Record set:
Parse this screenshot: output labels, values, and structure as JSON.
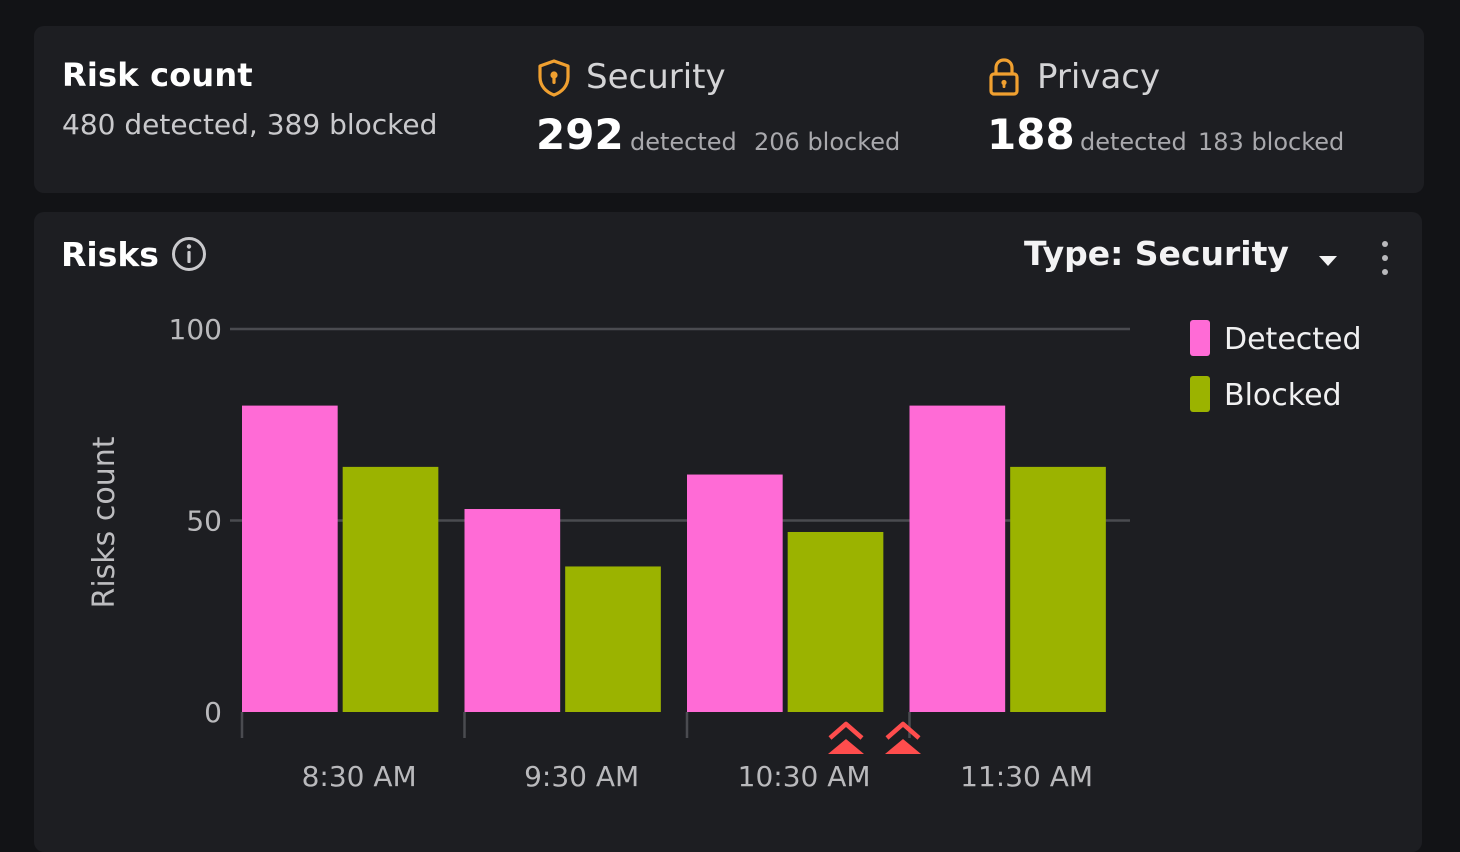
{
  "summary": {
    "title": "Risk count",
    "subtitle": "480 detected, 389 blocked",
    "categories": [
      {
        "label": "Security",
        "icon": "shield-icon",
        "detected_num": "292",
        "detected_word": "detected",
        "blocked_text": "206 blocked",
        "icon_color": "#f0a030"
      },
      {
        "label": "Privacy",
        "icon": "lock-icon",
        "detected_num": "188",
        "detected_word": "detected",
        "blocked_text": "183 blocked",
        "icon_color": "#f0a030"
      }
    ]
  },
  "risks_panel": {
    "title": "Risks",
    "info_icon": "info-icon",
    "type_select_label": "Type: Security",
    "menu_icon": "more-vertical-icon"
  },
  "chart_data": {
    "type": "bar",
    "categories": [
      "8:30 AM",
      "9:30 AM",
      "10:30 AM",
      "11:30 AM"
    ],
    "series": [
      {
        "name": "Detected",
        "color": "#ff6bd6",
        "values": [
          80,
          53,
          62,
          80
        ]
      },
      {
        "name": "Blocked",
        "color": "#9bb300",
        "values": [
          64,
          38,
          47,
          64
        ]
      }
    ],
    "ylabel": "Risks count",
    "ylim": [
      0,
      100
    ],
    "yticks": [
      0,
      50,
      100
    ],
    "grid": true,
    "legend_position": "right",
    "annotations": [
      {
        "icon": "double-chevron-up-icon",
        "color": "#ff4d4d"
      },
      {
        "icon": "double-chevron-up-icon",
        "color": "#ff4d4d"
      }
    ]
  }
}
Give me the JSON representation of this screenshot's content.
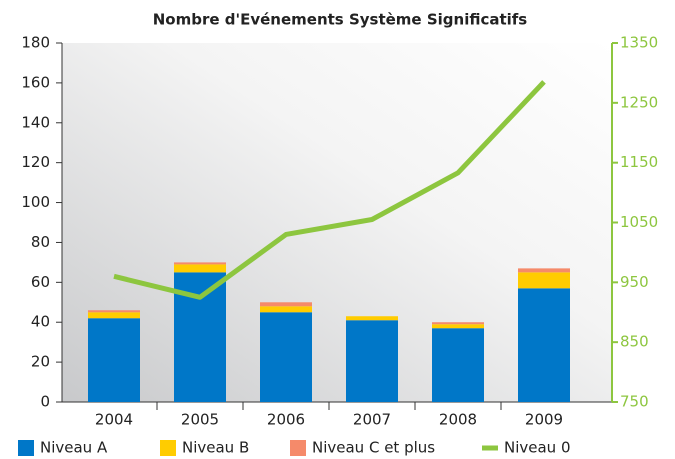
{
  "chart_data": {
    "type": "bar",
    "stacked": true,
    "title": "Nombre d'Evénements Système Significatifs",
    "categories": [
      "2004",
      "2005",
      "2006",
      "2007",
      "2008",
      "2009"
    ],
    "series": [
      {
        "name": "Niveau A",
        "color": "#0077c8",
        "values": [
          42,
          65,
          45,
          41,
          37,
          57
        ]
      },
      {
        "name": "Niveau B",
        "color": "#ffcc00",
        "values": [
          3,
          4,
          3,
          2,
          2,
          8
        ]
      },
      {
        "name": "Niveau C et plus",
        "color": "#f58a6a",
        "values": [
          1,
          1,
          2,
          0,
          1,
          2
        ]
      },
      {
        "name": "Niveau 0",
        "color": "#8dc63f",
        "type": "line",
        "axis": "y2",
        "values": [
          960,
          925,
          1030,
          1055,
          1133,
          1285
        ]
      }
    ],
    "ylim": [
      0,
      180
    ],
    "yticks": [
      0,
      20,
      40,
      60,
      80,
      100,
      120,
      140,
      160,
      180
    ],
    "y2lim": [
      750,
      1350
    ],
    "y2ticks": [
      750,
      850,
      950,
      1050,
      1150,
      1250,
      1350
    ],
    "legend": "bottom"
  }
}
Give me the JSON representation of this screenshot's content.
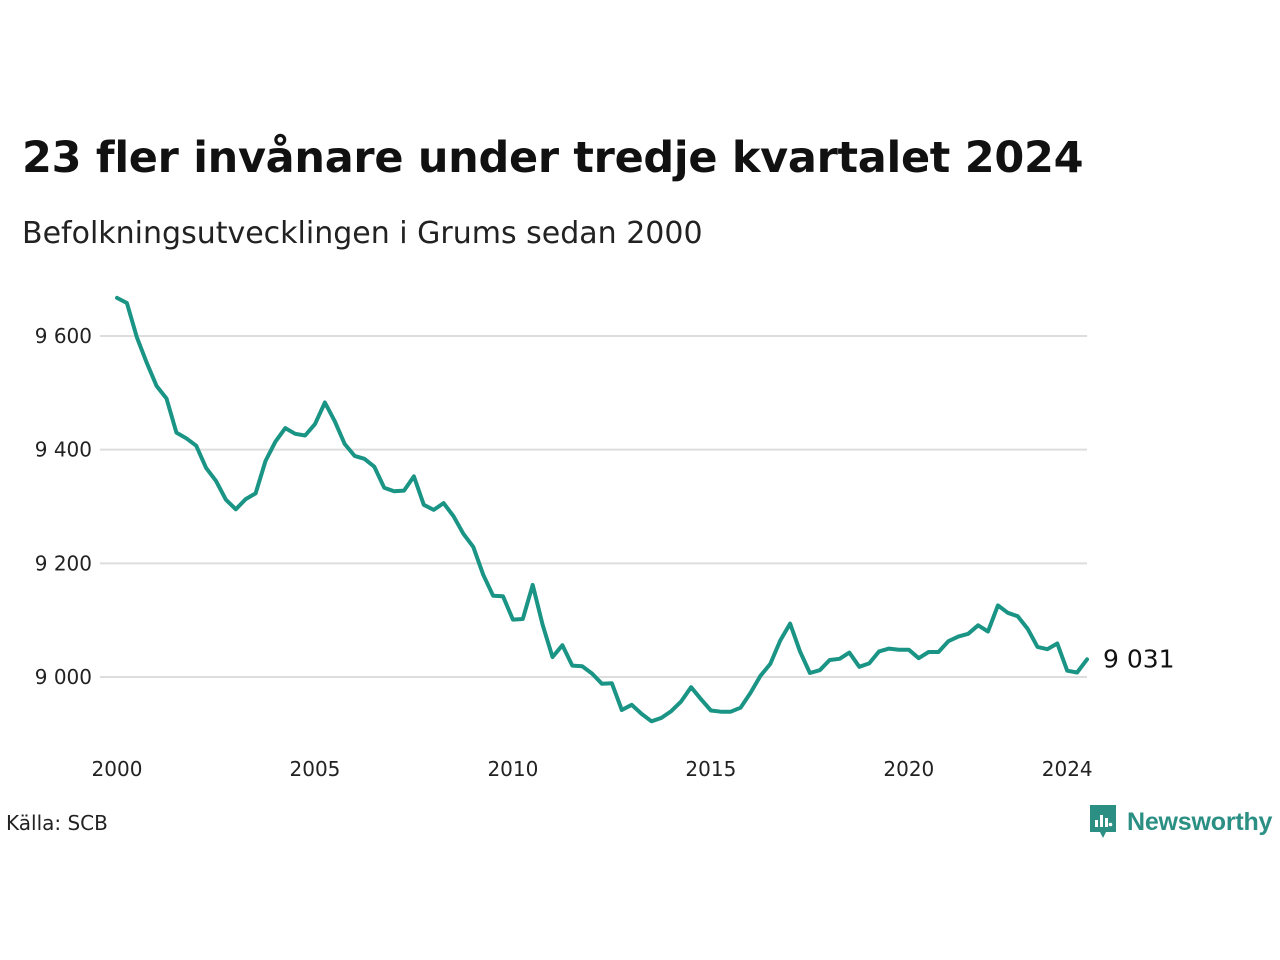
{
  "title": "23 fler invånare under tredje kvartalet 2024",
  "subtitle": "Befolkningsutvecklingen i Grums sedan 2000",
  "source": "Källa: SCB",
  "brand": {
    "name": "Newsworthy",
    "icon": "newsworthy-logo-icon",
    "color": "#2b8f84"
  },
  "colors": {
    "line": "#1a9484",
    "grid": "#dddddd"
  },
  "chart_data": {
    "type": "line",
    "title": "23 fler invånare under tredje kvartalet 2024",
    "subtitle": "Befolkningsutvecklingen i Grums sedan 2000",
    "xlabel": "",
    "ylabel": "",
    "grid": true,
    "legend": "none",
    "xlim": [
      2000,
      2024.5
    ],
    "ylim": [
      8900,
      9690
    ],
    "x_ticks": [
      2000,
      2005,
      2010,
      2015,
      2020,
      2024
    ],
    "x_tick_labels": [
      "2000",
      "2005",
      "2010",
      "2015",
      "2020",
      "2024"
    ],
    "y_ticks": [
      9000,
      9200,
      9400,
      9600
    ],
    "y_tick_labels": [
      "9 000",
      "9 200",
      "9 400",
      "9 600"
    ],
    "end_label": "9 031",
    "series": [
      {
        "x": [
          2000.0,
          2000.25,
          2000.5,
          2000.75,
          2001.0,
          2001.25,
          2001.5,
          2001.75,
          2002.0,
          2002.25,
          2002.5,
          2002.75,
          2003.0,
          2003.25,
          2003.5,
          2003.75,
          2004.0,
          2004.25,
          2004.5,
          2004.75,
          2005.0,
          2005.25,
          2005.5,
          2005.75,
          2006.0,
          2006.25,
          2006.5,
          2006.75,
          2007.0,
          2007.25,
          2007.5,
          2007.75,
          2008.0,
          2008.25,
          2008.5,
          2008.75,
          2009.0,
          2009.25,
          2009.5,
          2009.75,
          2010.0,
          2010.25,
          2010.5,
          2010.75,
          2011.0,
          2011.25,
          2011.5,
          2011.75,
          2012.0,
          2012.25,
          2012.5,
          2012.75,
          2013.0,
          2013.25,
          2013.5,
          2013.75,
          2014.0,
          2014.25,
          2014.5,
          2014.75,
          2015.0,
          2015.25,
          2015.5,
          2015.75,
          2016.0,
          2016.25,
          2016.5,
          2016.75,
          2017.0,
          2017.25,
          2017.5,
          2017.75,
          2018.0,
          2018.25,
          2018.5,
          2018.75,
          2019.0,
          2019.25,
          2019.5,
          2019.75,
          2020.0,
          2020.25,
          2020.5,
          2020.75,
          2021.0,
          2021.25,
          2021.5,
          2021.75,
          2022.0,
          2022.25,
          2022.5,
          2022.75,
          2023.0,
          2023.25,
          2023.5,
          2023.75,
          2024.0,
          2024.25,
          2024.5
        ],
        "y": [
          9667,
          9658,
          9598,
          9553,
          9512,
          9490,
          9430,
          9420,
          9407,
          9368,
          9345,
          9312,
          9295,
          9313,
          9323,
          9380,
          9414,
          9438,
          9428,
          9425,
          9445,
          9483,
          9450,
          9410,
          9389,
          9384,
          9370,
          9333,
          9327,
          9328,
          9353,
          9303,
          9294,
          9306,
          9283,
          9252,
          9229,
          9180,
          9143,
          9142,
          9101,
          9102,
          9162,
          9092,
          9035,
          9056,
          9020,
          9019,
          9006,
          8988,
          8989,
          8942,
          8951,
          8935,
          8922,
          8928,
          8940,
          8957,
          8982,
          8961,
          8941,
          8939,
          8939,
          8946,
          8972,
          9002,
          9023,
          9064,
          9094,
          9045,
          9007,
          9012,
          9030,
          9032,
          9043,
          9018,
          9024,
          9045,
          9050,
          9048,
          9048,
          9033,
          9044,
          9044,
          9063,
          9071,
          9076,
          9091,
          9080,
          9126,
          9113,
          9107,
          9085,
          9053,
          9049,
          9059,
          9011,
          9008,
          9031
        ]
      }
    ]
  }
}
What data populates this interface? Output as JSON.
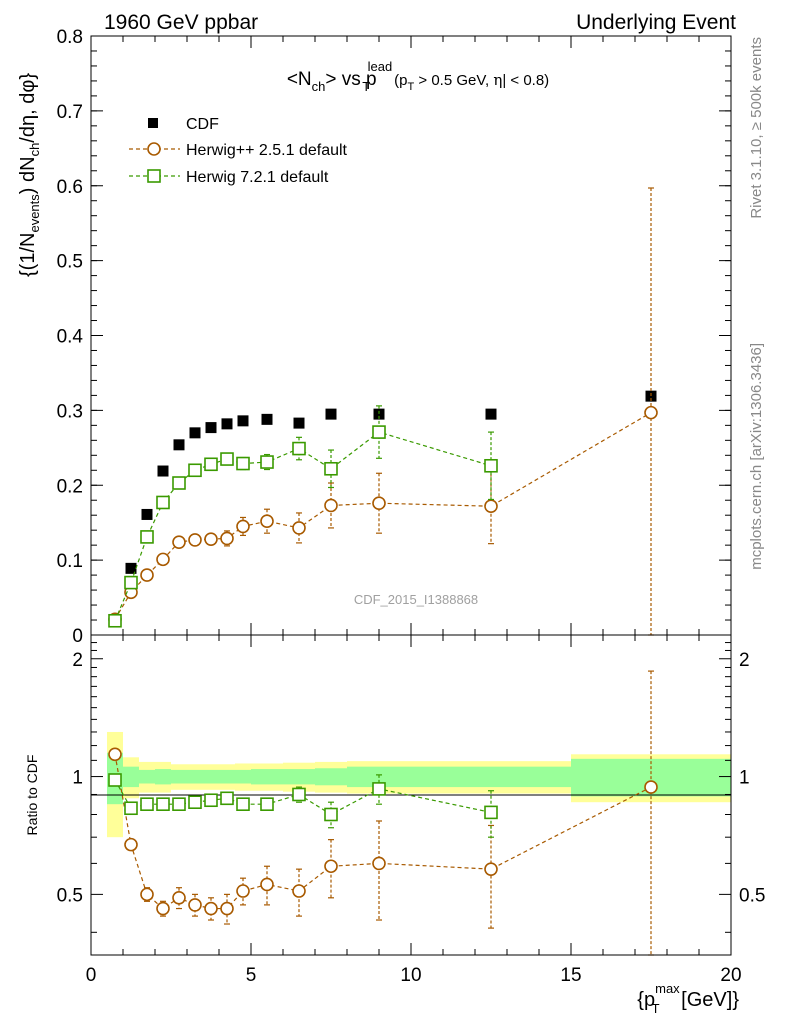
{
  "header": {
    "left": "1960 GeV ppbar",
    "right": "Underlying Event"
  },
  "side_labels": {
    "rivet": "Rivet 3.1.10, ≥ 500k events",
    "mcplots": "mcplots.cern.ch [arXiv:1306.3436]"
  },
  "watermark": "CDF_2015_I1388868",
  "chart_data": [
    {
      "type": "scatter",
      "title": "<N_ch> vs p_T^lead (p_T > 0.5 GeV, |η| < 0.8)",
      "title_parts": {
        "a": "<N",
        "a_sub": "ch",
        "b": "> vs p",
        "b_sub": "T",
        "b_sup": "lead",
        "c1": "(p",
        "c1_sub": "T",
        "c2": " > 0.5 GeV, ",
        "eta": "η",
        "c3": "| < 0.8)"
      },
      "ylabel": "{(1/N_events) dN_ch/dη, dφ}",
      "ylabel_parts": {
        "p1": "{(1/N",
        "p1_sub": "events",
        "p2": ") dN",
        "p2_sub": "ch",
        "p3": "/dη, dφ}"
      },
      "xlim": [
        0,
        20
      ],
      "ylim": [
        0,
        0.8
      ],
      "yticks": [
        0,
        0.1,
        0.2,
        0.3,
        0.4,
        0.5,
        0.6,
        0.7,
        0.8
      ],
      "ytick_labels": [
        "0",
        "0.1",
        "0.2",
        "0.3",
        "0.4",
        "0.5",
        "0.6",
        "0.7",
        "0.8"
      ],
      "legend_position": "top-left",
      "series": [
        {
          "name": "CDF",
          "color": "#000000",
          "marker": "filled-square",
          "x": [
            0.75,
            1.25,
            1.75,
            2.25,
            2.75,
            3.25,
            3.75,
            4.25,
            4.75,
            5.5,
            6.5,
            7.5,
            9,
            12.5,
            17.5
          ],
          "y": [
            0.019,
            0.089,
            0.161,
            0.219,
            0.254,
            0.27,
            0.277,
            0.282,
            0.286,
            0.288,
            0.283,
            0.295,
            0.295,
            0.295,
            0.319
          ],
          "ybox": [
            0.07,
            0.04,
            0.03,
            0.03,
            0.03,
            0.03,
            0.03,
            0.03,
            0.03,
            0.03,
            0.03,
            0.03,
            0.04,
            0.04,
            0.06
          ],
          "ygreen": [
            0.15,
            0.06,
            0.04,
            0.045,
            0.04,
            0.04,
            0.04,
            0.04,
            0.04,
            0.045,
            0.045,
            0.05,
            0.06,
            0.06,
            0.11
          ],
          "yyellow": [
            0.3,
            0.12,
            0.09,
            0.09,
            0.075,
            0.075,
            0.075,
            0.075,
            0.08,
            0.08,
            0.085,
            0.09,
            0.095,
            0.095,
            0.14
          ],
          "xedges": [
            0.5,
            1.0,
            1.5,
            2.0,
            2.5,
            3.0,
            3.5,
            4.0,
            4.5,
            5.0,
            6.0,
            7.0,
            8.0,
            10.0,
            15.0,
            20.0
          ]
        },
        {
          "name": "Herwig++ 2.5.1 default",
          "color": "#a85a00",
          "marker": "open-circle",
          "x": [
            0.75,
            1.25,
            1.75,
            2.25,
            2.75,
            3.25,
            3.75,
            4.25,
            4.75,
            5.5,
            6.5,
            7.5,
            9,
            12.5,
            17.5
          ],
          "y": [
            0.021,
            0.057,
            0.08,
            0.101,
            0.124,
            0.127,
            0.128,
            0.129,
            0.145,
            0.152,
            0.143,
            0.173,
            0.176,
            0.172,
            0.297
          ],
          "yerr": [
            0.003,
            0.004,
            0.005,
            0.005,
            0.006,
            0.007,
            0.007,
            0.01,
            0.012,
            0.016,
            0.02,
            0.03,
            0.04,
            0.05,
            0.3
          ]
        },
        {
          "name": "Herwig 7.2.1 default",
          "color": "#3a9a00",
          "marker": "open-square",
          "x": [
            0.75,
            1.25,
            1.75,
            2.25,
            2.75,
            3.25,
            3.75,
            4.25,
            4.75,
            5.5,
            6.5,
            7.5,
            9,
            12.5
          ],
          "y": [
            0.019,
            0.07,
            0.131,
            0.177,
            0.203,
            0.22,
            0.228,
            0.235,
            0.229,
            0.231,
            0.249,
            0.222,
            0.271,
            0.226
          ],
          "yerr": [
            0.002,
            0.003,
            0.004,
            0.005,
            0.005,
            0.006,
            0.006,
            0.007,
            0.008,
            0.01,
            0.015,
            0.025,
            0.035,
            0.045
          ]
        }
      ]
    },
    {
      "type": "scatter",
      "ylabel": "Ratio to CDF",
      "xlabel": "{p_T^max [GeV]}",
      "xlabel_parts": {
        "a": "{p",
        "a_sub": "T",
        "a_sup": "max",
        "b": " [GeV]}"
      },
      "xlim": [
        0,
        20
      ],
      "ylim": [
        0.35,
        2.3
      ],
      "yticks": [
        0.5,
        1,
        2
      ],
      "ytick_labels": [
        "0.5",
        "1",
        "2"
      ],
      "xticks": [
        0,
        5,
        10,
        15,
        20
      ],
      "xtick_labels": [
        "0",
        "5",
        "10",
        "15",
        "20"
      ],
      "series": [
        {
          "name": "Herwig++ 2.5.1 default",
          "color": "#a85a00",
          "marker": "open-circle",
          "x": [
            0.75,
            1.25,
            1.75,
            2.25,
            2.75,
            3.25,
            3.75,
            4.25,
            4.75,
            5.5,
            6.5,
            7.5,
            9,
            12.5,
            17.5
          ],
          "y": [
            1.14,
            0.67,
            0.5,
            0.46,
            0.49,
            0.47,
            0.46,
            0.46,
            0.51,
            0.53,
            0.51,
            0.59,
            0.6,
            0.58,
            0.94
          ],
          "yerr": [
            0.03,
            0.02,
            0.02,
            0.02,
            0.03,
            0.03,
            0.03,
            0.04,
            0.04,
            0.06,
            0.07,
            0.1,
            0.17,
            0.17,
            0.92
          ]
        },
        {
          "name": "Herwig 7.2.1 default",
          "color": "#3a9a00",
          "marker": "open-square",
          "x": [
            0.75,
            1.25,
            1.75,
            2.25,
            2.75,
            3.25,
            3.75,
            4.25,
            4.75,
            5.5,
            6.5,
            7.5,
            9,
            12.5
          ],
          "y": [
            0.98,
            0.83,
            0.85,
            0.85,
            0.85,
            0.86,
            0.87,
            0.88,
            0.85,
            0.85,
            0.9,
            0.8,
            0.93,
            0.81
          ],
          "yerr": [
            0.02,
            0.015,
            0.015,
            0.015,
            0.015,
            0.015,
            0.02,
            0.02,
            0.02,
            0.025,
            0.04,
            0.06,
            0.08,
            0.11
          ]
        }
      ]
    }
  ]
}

Set task: Search the entries for the word "name" and pick out every line that holds it.

Finished answer:
        "name": "Detected",
        "name": "Blocked",
        "name": "Niveau A",
        "name": "Niveau B",
        "name": "Niveau C et plus",
        "name": "Niveau 0",
    "name": "Newsworthy",
          "name": "CDF",
          "name": "Herwig++ 2.5.1 default",
          "name": "Herwig 7.2.1 default",
          "name": "Herwig++ 2.5.1 default",
          "name": "Herwig 7.2.1 default",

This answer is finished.